Figure dataset records:
====

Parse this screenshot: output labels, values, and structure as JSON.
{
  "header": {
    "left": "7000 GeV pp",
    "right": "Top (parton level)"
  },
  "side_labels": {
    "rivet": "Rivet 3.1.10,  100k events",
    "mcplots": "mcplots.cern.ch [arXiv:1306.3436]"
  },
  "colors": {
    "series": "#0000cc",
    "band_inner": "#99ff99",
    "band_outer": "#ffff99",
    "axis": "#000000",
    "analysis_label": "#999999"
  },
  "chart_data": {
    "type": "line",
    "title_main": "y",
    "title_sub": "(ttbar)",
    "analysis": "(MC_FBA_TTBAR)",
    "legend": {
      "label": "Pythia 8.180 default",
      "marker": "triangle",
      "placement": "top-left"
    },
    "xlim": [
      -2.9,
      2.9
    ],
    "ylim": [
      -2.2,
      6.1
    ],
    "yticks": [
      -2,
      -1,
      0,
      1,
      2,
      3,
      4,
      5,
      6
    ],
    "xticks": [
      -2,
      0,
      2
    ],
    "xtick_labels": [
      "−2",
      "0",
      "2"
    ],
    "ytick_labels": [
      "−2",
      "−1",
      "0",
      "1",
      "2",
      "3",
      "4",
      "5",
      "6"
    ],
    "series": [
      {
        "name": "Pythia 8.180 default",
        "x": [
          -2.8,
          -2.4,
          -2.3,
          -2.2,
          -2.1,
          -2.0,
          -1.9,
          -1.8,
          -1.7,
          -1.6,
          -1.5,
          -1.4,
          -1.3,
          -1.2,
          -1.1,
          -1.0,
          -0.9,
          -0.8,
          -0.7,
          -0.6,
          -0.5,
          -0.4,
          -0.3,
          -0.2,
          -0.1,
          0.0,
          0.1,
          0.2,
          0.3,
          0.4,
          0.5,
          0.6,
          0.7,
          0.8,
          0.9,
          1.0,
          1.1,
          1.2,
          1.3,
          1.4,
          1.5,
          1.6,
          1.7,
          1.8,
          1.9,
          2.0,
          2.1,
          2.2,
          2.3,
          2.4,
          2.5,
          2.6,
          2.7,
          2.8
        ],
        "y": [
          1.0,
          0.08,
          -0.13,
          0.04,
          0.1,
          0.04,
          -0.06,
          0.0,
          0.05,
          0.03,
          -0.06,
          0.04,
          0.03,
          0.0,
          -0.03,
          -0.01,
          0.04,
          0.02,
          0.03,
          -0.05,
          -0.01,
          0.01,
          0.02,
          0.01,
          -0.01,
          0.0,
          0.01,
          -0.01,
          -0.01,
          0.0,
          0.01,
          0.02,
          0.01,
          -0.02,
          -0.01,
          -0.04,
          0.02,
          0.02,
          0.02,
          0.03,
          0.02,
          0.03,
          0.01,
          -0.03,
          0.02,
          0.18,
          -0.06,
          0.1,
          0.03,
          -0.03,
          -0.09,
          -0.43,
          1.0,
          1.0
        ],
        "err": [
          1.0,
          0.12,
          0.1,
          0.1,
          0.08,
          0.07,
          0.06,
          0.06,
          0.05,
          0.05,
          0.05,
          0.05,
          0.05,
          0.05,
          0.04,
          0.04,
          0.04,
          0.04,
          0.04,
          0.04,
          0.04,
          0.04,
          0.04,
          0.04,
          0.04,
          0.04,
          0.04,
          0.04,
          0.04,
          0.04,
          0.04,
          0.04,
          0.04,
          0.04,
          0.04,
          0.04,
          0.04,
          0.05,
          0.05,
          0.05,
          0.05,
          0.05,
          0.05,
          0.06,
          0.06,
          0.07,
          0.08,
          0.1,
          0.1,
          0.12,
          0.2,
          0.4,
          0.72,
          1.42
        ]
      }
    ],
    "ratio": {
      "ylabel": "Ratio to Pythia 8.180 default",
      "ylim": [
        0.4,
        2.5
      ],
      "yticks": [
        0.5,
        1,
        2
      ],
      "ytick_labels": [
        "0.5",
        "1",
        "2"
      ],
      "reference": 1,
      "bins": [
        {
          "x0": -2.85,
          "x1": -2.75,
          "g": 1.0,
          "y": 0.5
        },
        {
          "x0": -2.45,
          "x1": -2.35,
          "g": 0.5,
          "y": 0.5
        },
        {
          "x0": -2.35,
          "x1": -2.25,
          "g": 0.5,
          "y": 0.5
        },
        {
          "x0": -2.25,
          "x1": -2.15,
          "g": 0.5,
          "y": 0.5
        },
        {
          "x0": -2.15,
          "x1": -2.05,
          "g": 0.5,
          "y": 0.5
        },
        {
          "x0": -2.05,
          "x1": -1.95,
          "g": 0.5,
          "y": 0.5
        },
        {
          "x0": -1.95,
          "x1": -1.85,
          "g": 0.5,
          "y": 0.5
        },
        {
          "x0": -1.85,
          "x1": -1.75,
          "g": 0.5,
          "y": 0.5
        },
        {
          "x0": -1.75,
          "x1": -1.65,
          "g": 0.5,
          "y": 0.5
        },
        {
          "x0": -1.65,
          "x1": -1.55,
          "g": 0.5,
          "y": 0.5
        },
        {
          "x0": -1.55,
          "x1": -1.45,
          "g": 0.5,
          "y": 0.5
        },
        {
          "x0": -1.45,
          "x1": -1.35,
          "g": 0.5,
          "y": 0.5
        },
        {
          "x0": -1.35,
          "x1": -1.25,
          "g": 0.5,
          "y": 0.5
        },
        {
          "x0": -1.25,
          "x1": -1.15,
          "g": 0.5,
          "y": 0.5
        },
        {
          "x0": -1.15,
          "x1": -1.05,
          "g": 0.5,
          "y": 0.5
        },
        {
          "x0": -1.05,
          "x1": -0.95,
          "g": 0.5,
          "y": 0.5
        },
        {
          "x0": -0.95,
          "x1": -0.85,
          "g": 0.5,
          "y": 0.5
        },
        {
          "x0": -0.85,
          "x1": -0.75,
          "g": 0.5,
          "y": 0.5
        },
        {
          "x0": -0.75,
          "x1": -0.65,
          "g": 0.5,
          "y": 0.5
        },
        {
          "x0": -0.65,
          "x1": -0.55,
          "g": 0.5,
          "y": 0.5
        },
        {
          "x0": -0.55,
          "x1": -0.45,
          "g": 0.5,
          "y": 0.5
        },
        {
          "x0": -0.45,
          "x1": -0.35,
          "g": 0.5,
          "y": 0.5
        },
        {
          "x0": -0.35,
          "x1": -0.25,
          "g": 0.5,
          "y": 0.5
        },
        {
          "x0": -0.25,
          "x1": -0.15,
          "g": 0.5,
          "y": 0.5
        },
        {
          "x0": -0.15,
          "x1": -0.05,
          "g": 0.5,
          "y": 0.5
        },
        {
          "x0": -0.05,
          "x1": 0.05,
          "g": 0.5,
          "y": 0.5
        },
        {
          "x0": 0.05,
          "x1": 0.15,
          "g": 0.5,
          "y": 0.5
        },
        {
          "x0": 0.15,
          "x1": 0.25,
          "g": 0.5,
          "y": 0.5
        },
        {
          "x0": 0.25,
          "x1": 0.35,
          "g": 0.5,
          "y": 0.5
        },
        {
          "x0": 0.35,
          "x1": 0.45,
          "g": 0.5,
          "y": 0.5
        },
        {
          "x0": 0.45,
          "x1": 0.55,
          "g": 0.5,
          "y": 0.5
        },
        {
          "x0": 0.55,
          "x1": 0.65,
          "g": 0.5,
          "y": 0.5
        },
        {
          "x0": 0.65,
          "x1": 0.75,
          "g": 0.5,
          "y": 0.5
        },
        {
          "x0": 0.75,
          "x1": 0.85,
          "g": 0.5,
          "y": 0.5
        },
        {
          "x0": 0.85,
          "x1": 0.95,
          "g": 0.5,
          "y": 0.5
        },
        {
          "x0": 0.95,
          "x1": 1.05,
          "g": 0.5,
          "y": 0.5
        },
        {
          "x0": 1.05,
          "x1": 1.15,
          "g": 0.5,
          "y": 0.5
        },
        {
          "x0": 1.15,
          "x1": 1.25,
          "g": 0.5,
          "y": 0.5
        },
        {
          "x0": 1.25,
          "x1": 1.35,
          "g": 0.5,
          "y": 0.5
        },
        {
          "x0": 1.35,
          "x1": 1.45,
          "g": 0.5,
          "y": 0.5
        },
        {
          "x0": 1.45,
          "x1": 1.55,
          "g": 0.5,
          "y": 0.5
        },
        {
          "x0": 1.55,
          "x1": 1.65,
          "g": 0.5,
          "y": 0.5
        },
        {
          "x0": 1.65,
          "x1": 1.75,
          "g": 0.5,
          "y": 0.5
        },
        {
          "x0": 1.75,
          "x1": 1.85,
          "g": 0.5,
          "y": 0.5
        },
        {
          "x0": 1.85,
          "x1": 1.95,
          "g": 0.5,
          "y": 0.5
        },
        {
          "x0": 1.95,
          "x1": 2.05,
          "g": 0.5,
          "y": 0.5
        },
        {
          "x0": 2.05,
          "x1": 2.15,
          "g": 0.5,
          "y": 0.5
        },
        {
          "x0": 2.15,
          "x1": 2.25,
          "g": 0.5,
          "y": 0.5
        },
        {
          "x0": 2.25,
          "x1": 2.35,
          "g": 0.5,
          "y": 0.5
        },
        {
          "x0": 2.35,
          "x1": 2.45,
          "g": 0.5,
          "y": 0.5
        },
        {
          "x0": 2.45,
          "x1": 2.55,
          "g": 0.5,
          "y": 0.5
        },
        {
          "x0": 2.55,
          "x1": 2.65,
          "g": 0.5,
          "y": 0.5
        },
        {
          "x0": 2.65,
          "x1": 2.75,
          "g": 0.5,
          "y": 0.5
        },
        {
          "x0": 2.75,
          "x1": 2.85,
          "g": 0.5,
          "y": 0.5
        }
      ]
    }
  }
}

====

Copy each line of the entries that includes the word "Pythia".

> **ANSWER BELOW**
      "label": "Pythia 8.180 default",
        "name": "Pythia 8.180 default",
      "ylabel": "Ratio to Pythia 8.180 default",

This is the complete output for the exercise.